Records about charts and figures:
-- START --

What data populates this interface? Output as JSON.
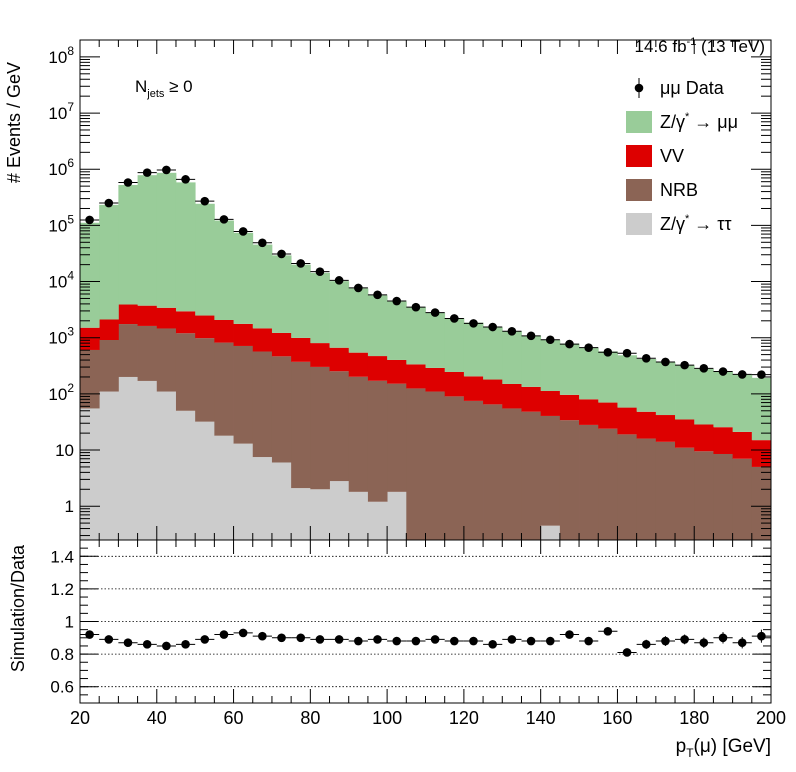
{
  "chart_data": [
    {
      "type": "bar",
      "stacked": true,
      "log_y": true,
      "lumi_label": "14.6 fb",
      "lumi_sup": "-1",
      "lumi_energy": " (13 TeV)",
      "annotation_main": "N",
      "annotation_sub": "jets",
      "annotation_rest": " ≥ 0",
      "ylabel": "# Events / GeV",
      "xlim": [
        20,
        200
      ],
      "ylim": [
        0.25,
        200000000
      ],
      "yticks": [
        1,
        10,
        100,
        1000,
        10000,
        100000,
        1000000,
        10000000,
        100000000
      ],
      "ytick_labels": [
        {
          "base": "1",
          "exp": ""
        },
        {
          "base": "10",
          "exp": ""
        },
        {
          "base": "10",
          "exp": "2"
        },
        {
          "base": "10",
          "exp": "3"
        },
        {
          "base": "10",
          "exp": "4"
        },
        {
          "base": "10",
          "exp": "5"
        },
        {
          "base": "10",
          "exp": "6"
        },
        {
          "base": "10",
          "exp": "7"
        },
        {
          "base": "10",
          "exp": "8"
        }
      ],
      "legend_position": "top-right",
      "legend": [
        {
          "key": "data",
          "label": "μμ Data"
        },
        {
          "key": "zmm",
          "label": "Z/γ",
          "sup": "*",
          "rest": " → μμ"
        },
        {
          "key": "vv",
          "label": "VV"
        },
        {
          "key": "nrb",
          "label": "NRB"
        },
        {
          "key": "ztt",
          "label": "Z/γ",
          "sup": "*",
          "rest": " → ττ"
        }
      ],
      "bins": [
        20,
        25,
        30,
        35,
        40,
        45,
        50,
        55,
        60,
        65,
        70,
        75,
        80,
        85,
        90,
        95,
        100,
        105,
        110,
        115,
        120,
        125,
        130,
        135,
        140,
        145,
        150,
        155,
        160,
        165,
        170,
        175,
        180,
        185,
        190,
        195,
        200
      ],
      "x": [
        22.5,
        27.5,
        32.5,
        37.5,
        42.5,
        47.5,
        52.5,
        57.5,
        62.5,
        67.5,
        72.5,
        77.5,
        82.5,
        87.5,
        92.5,
        97.5,
        102.5,
        107.5,
        112.5,
        117.5,
        122.5,
        127.5,
        132.5,
        137.5,
        142.5,
        147.5,
        152.5,
        157.5,
        162.5,
        167.5,
        172.5,
        177.5,
        182.5,
        187.5,
        192.5,
        197.5
      ],
      "series": [
        {
          "key": "ztt",
          "color": "#cccccc",
          "values": [
            55,
            110,
            200,
            170,
            110,
            50,
            32,
            18,
            13,
            7.5,
            6,
            2.1,
            2,
            2.8,
            1.8,
            1.2,
            1.8,
            0,
            0,
            0.2,
            0,
            0,
            0,
            0.2,
            0.45,
            0,
            0,
            0,
            0,
            0,
            0,
            0,
            0,
            0,
            0,
            0
          ]
        },
        {
          "key": "nrb",
          "color": "#8b6455",
          "values": [
            550,
            800,
            1550,
            1450,
            1350,
            1150,
            950,
            800,
            700,
            560,
            460,
            370,
            300,
            250,
            200,
            170,
            150,
            125,
            110,
            90,
            75,
            65,
            55,
            48,
            40,
            34,
            28,
            24,
            19,
            16,
            14,
            11,
            9.5,
            8.5,
            7,
            5
          ]
        },
        {
          "key": "vv",
          "color": "#dd0000",
          "values": [
            900,
            1200,
            2150,
            2100,
            1950,
            1750,
            1500,
            1250,
            1050,
            900,
            750,
            620,
            500,
            410,
            340,
            300,
            250,
            210,
            180,
            155,
            130,
            115,
            95,
            85,
            72,
            62,
            52,
            46,
            38,
            32,
            28,
            24,
            19,
            17,
            14,
            10
          ]
        },
        {
          "key": "zmm",
          "color": "#99cc99",
          "values": [
            110000,
            230000,
            520000,
            780000,
            860000,
            580000,
            240000,
            120000,
            72000,
            44000,
            28000,
            19000,
            13500,
            9500,
            7000,
            5200,
            4000,
            3150,
            2500,
            2000,
            1650,
            1350,
            1150,
            950,
            800,
            690,
            580,
            500,
            430,
            370,
            325,
            285,
            250,
            222,
            200,
            178
          ]
        }
      ],
      "data_series": {
        "key": "data",
        "values": [
          125000,
          250000,
          580000,
          870000,
          970000,
          660000,
          270000,
          128000,
          78000,
          49000,
          31000,
          21000,
          15000,
          10500,
          7700,
          5800,
          4500,
          3500,
          2800,
          2200,
          1800,
          1550,
          1300,
          1080,
          920,
          770,
          665,
          550,
          530,
          430,
          370,
          325,
          285,
          250,
          222,
          220
        ]
      }
    },
    {
      "type": "scatter",
      "xlabel_main": "p",
      "xlabel_sub": "T",
      "xlabel_rest": "(μ) [GeV]",
      "ylabel": "Simulation/Data",
      "xlim": [
        20,
        200
      ],
      "ylim": [
        0.5,
        1.5
      ],
      "yticks": [
        0.6,
        0.8,
        1,
        1.2,
        1.4
      ],
      "ytick_labels": [
        "0.6",
        "0.8",
        "1",
        "1.2",
        "1.4"
      ],
      "gridlines": [
        0.6,
        0.8,
        1,
        1.2,
        1.4
      ],
      "xticks": [
        20,
        40,
        60,
        80,
        100,
        120,
        140,
        160,
        180,
        200
      ],
      "xtick_labels": [
        "20",
        "40",
        "60",
        "80",
        "100",
        "120",
        "140",
        "160",
        "180",
        "200"
      ],
      "x": [
        22.5,
        27.5,
        32.5,
        37.5,
        42.5,
        47.5,
        52.5,
        57.5,
        62.5,
        67.5,
        72.5,
        77.5,
        82.5,
        87.5,
        92.5,
        97.5,
        102.5,
        107.5,
        112.5,
        117.5,
        122.5,
        127.5,
        132.5,
        137.5,
        142.5,
        147.5,
        152.5,
        157.5,
        162.5,
        167.5,
        172.5,
        177.5,
        182.5,
        187.5,
        192.5,
        197.5
      ],
      "y": [
        0.92,
        0.89,
        0.87,
        0.86,
        0.85,
        0.86,
        0.89,
        0.92,
        0.93,
        0.91,
        0.9,
        0.9,
        0.89,
        0.89,
        0.88,
        0.89,
        0.88,
        0.88,
        0.89,
        0.88,
        0.88,
        0.86,
        0.89,
        0.88,
        0.88,
        0.92,
        0.88,
        0.94,
        0.81,
        0.86,
        0.88,
        0.89,
        0.87,
        0.9,
        0.87,
        0.91
      ],
      "yerr": [
        0.01,
        0.01,
        0.01,
        0.01,
        0.01,
        0.01,
        0.01,
        0.01,
        0.01,
        0.01,
        0.01,
        0.01,
        0.01,
        0.01,
        0.01,
        0.01,
        0.01,
        0.01,
        0.012,
        0.012,
        0.015,
        0.015,
        0.015,
        0.018,
        0.02,
        0.02,
        0.022,
        0.025,
        0.025,
        0.028,
        0.03,
        0.03,
        0.032,
        0.035,
        0.035,
        0.04
      ]
    }
  ]
}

-- END --

■ Exercise task ■
Copy out each line word for word, please, skipping the images.

■ Exercise output ■
What data populates this interface? Output as JSON.
{
  "chart_data": [
    {
      "type": "bar",
      "stacked": true,
      "log_y": true,
      "lumi_label": "14.6 fb",
      "lumi_sup": "-1",
      "lumi_energy": " (13 TeV)",
      "annotation_main": "N",
      "annotation_sub": "jets",
      "annotation_rest": " ≥ 0",
      "ylabel": "# Events / GeV",
      "xlim": [
        20,
        200
      ],
      "ylim": [
        0.25,
        200000000
      ],
      "yticks": [
        1,
        10,
        100,
        1000,
        10000,
        100000,
        1000000,
        10000000,
        100000000
      ],
      "ytick_labels": [
        {
          "base": "1",
          "exp": ""
        },
        {
          "base": "10",
          "exp": ""
        },
        {
          "base": "10",
          "exp": "2"
        },
        {
          "base": "10",
          "exp": "3"
        },
        {
          "base": "10",
          "exp": "4"
        },
        {
          "base": "10",
          "exp": "5"
        },
        {
          "base": "10",
          "exp": "6"
        },
        {
          "base": "10",
          "exp": "7"
        },
        {
          "base": "10",
          "exp": "8"
        }
      ],
      "legend_position": "top-right",
      "legend": [
        {
          "key": "data",
          "label": "μμ Data"
        },
        {
          "key": "zmm",
          "label": "Z/γ",
          "sup": "*",
          "rest": " → μμ"
        },
        {
          "key": "vv",
          "label": "VV"
        },
        {
          "key": "nrb",
          "label": "NRB"
        },
        {
          "key": "ztt",
          "label": "Z/γ",
          "sup": "*",
          "rest": " → ττ"
        }
      ],
      "bins": [
        20,
        25,
        30,
        35,
        40,
        45,
        50,
        55,
        60,
        65,
        70,
        75,
        80,
        85,
        90,
        95,
        100,
        105,
        110,
        115,
        120,
        125,
        130,
        135,
        140,
        145,
        150,
        155,
        160,
        165,
        170,
        175,
        180,
        185,
        190,
        195,
        200
      ],
      "x": [
        22.5,
        27.5,
        32.5,
        37.5,
        42.5,
        47.5,
        52.5,
        57.5,
        62.5,
        67.5,
        72.5,
        77.5,
        82.5,
        87.5,
        92.5,
        97.5,
        102.5,
        107.5,
        112.5,
        117.5,
        122.5,
        127.5,
        132.5,
        137.5,
        142.5,
        147.5,
        152.5,
        157.5,
        162.5,
        167.5,
        172.5,
        177.5,
        182.5,
        187.5,
        192.5,
        197.5
      ],
      "series": [
        {
          "key": "ztt",
          "color": "#cccccc",
          "values": [
            55,
            110,
            200,
            170,
            110,
            50,
            32,
            18,
            13,
            7.5,
            6,
            2.1,
            2,
            2.8,
            1.8,
            1.2,
            1.8,
            0,
            0,
            0.2,
            0,
            0,
            0,
            0.2,
            0.45,
            0,
            0,
            0,
            0,
            0,
            0,
            0,
            0,
            0,
            0,
            0
          ]
        },
        {
          "key": "nrb",
          "color": "#8b6455",
          "values": [
            550,
            800,
            1550,
            1450,
            1350,
            1150,
            950,
            800,
            700,
            560,
            460,
            370,
            300,
            250,
            200,
            170,
            150,
            125,
            110,
            90,
            75,
            65,
            55,
            48,
            40,
            34,
            28,
            24,
            19,
            16,
            14,
            11,
            9.5,
            8.5,
            7,
            5
          ]
        },
        {
          "key": "vv",
          "color": "#dd0000",
          "values": [
            900,
            1200,
            2150,
            2100,
            1950,
            1750,
            1500,
            1250,
            1050,
            900,
            750,
            620,
            500,
            410,
            340,
            300,
            250,
            210,
            180,
            155,
            130,
            115,
            95,
            85,
            72,
            62,
            52,
            46,
            38,
            32,
            28,
            24,
            19,
            17,
            14,
            10
          ]
        },
        {
          "key": "zmm",
          "color": "#99cc99",
          "values": [
            110000,
            230000,
            520000,
            780000,
            860000,
            580000,
            240000,
            120000,
            72000,
            44000,
            28000,
            19000,
            13500,
            9500,
            7000,
            5200,
            4000,
            3150,
            2500,
            2000,
            1650,
            1350,
            1150,
            950,
            800,
            690,
            580,
            500,
            430,
            370,
            325,
            285,
            250,
            222,
            200,
            178
          ]
        }
      ],
      "data_series": {
        "key": "data",
        "values": [
          125000,
          250000,
          580000,
          870000,
          970000,
          660000,
          270000,
          128000,
          78000,
          49000,
          31000,
          21000,
          15000,
          10500,
          7700,
          5800,
          4500,
          3500,
          2800,
          2200,
          1800,
          1550,
          1300,
          1080,
          920,
          770,
          665,
          550,
          530,
          430,
          370,
          325,
          285,
          250,
          222,
          220
        ]
      }
    },
    {
      "type": "scatter",
      "xlabel_main": "p",
      "xlabel_sub": "T",
      "xlabel_rest": "(μ) [GeV]",
      "ylabel": "Simulation/Data",
      "xlim": [
        20,
        200
      ],
      "ylim": [
        0.5,
        1.5
      ],
      "yticks": [
        0.6,
        0.8,
        1,
        1.2,
        1.4
      ],
      "ytick_labels": [
        "0.6",
        "0.8",
        "1",
        "1.2",
        "1.4"
      ],
      "gridlines": [
        0.6,
        0.8,
        1,
        1.2,
        1.4
      ],
      "xticks": [
        20,
        40,
        60,
        80,
        100,
        120,
        140,
        160,
        180,
        200
      ],
      "xtick_labels": [
        "20",
        "40",
        "60",
        "80",
        "100",
        "120",
        "140",
        "160",
        "180",
        "200"
      ],
      "x": [
        22.5,
        27.5,
        32.5,
        37.5,
        42.5,
        47.5,
        52.5,
        57.5,
        62.5,
        67.5,
        72.5,
        77.5,
        82.5,
        87.5,
        92.5,
        97.5,
        102.5,
        107.5,
        112.5,
        117.5,
        122.5,
        127.5,
        132.5,
        137.5,
        142.5,
        147.5,
        152.5,
        157.5,
        162.5,
        167.5,
        172.5,
        177.5,
        182.5,
        187.5,
        192.5,
        197.5
      ],
      "y": [
        0.92,
        0.89,
        0.87,
        0.86,
        0.85,
        0.86,
        0.89,
        0.92,
        0.93,
        0.91,
        0.9,
        0.9,
        0.89,
        0.89,
        0.88,
        0.89,
        0.88,
        0.88,
        0.89,
        0.88,
        0.88,
        0.86,
        0.89,
        0.88,
        0.88,
        0.92,
        0.88,
        0.94,
        0.81,
        0.86,
        0.88,
        0.89,
        0.87,
        0.9,
        0.87,
        0.91
      ],
      "yerr": [
        0.01,
        0.01,
        0.01,
        0.01,
        0.01,
        0.01,
        0.01,
        0.01,
        0.01,
        0.01,
        0.01,
        0.01,
        0.01,
        0.01,
        0.01,
        0.01,
        0.01,
        0.01,
        0.012,
        0.012,
        0.015,
        0.015,
        0.015,
        0.018,
        0.02,
        0.02,
        0.022,
        0.025,
        0.025,
        0.028,
        0.03,
        0.03,
        0.032,
        0.035,
        0.035,
        0.04
      ]
    }
  ]
}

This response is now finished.